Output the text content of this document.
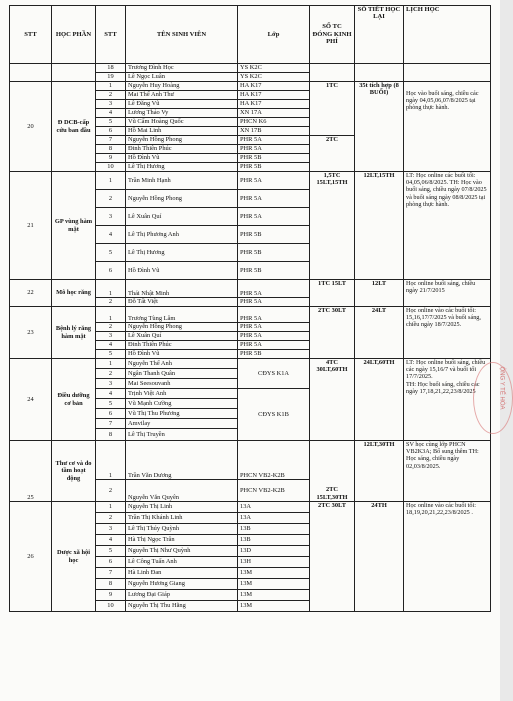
STT	HỌC PHẦN	STT	TÊN SINH VIÊN	Lớp	SỐ TC ĐÓNG KINH PHÍ	SỐ TIẾT HỌC LẠI	LỊCH HỌC
		18	Trương Đình Học	YS K2C			
		19	Lê Ngọc Luân	YS K2C			
20	Đ DCB-cấp cứu ban đầu	1	Nguyễn Huy Hoàng	HA K17	1TC	35t tích hợp (8 BUỔI)	Học vào buổi sáng, chiều các ngày 04,05,06,07/8/2025 tại phòng thực hành.
		2	Mai Thế Anh Thư	HA K17			
		3	Lê Đăng Vũ	HA K17			
		4	Lương Thảo Vy	XN 17A			
		5	Vũ Cẩm Hoàng Quốc	PHCN K6			
		6	Hồ Mai Linh	XN 17B			
		7	Nguyễn Hồng Phong	PHR 5A	2TC		
		8	Đinh Thiên Phúc	PHR 5A			
		9	Hồ Đình Vũ	PHR 5B			
		10	Lê Thị Hương	PHR 5B			
21	GP vùng hàm mặt	1	Trần Minh Hạnh	PHR 5A	1,5TC 15LT,15TH	12LT,15TH	LT: Học online các buổi tối: 04,05,06/8/2025. TH: Học vào buổi sáng, chiều ngày 07/8/2025 và buổi sáng ngày 08/8/2025 tại phòng thực hành.
		2	Nguyễn Hồng Phong	PHR 5A			
		3	Lê Xuân Quí	PHR 5A			
		4	Lê Thị Phương Anh	PHR 5B			
		5	Lê Thị Hương	PHR 5B			
		6	Hồ Đình Vũ	PHR 5B			
22	Mô học răng	1	Thái Nhật Minh	PHR 5A	1TC 15LT	12LT	Học online buổi sáng, chiều ngày 21/7/2015
		2	Đỗ Tất Việt	PHR 5A			
23	Bệnh lý răng hàm mặt	1	Trương Tùng Lâm	PHR 5A	2TC 30LT	24LT	Học online vào các buổi tối: 15,16,17/7/2025 và buổi sáng, chiều ngày 18/7/2025.
		2	Nguyễn Hồng Phong	PHR 5A			
		3	Lê Xuân Quí	PHR 5A			
		4	Đinh Thiên Phúc	PHR 5A			
		5	Hồ Đình Vũ	PHR 5B			
24	Điều dưỡng cơ bản	1	Nguyễn Thế Anh	CĐYS K1A	4TC 30LT,60TH	24LT,60TH	LT: Học online buổi sáng, chiều các ngày 15,16/7 và buổi tối 17/7/2025.
TH: Học buổi sáng, chiều các ngày 17,18,21,22,23/8/2025
		2	Ngân Thanh Quân				
		3	Mai Seesouvanh				
		4	Trịnh Việt Anh	CĐYS K1B			
		5	Vũ Mạnh Cường				
		6	Vũ Thị Thu Phương				
		7	Amvilay				
		8	Lê Thị Truyền				
25	Thư cơ và đo tầm hoạt động	1	Trần Văn Dương	PHCN VB2-K2B	2TC 15LT,30TH	12LT,30TH	SV học cùng lớp PHCN VB2K3A; Bổ sung thêm TH: Học sáng, chiều ngày 02,03/8/2025.
		2	Nguyễn Văn Quyên	PHCN VB2-K2B			
26	Dược xã hội học	1	Nguyễn Thị Linh	13A	2TC 30LT	24TH	Học online vào các buổi tối: 18,19,20,21,22,23/8/2025 .
		2	Trần Thị Khánh Linh	13A			
		3	Lê Thị Thúy Quỳnh	13B			
		4	Hà Thị Ngọc Trân	13B			
		5	Nguyễn Thị Như Quỳnh	13D			
		6	Lê Công Tuấn Anh	13H			
		7	Hà Linh Đan	13M			
		8	Nguyễn Hương Giang	13M			
		9	Lương Đại Giáp	13M			
		10	Nguyễn Thị Thu Hằng	13M			
ỘNG Y TẾ HÒA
──────────
● **THE EXERCISE**
Reproduce the material word for word, minus the images.

● **COMPLETE ANSWER**
Output the text content of this document.
STT	HỌC PHẦN	STT	TÊN SINH VIÊN	Lớp	SỐ TC ĐÓNG KINH PHÍ	SỐ TIẾT HỌC LẠI	LỊCH HỌC
		18	Trương Đình Học	YS K2C			
		19	Lê Ngọc Luân	YS K2C			
20	Đ DCB-cấp cứu ban đầu	1	Nguyễn Huy Hoàng	HA K17	1TC	35t tích hợp (8 BUỔI)	Học vào buổi sáng, chiều các ngày 04,05,06,07/8/2025 tại phòng thực hành.
		2	Mai Thế Anh Thư	HA K17			
		3	Lê Đăng Vũ	HA K17			
		4	Lương Thảo Vy	XN 17A			
		5	Vũ Cẩm Hoàng Quốc	PHCN K6			
		6	Hồ Mai Linh	XN 17B			
		7	Nguyễn Hồng Phong	PHR 5A	2TC		
		8	Đinh Thiên Phúc	PHR 5A			
		9	Hồ Đình Vũ	PHR 5B			
		10	Lê Thị Hương	PHR 5B			
21	GP vùng hàm mặt	1	Trần Minh Hạnh	PHR 5A	1,5TC 15LT,15TH	12LT,15TH	LT: Học online các buổi tối: 04,05,06/8/2025. TH: Học vào buổi sáng, chiều ngày 07/8/2025 và buổi sáng ngày 08/8/2025 tại phòng thực hành.
		2	Nguyễn Hồng Phong	PHR 5A			
		3	Lê Xuân Quí	PHR 5A			
		4	Lê Thị Phương Anh	PHR 5B			
		5	Lê Thị Hương	PHR 5B			
		6	Hồ Đình Vũ	PHR 5B			
22	Mô học răng	1	Thái Nhật Minh	PHR 5A	1TC 15LT	12LT	Học online buổi sáng, chiều ngày 21/7/2015
		2	Đỗ Tất Việt	PHR 5A			
23	Bệnh lý răng hàm mặt	1	Trương Tùng Lâm	PHR 5A	2TC 30LT	24LT	Học online vào các buổi tối: 15,16,17/7/2025 và buổi sáng, chiều ngày 18/7/2025.
		2	Nguyễn Hồng Phong	PHR 5A			
		3	Lê Xuân Quí	PHR 5A			
		4	Đinh Thiên Phúc	PHR 5A			
		5	Hồ Đình Vũ	PHR 5B			
24	Điều dưỡng cơ bản	1	Nguyễn Thế Anh	CĐYS K1A	4TC 30LT,60TH	24LT,60TH	LT: Học online buổi sáng, chiều các ngày 15,16/7 và buổi tối 17/7/2025.
TH: Học buổi sáng, chiều các ngày 17,18,21,22,23/8/2025
		2	Ngân Thanh Quân				
		3	Mai Seesouvanh				
		4	Trịnh Việt Anh	CĐYS K1B			
		5	Vũ Mạnh Cường				
		6	Vũ Thị Thu Phương				
		7	Amvilay				
		8	Lê Thị Truyền				
25	Thư cơ và đo tầm hoạt động	1	Trần Văn Dương	PHCN VB2-K2B	2TC 15LT,30TH	12LT,30TH	SV học cùng lớp PHCN VB2K3A; Bổ sung thêm TH: Học sáng, chiều ngày 02,03/8/2025.
		2	Nguyễn Văn Quyên	PHCN VB2-K2B			
26	Dược xã hội học	1	Nguyễn Thị Linh	13A	2TC 30LT	24TH	Học online vào các buổi tối: 18,19,20,21,22,23/8/2025 .
		2	Trần Thị Khánh Linh	13A			
		3	Lê Thị Thúy Quỳnh	13B			
		4	Hà Thị Ngọc Trân	13B			
		5	Nguyễn Thị Như Quỳnh	13D			
		6	Lê Công Tuấn Anh	13H			
		7	Hà Linh Đan	13M			
		8	Nguyễn Hương Giang	13M			
		9	Lương Đại Giáp	13M			
		10	Nguyễn Thị Thu Hằng	13M			
ỘNG Y TẾ HÒA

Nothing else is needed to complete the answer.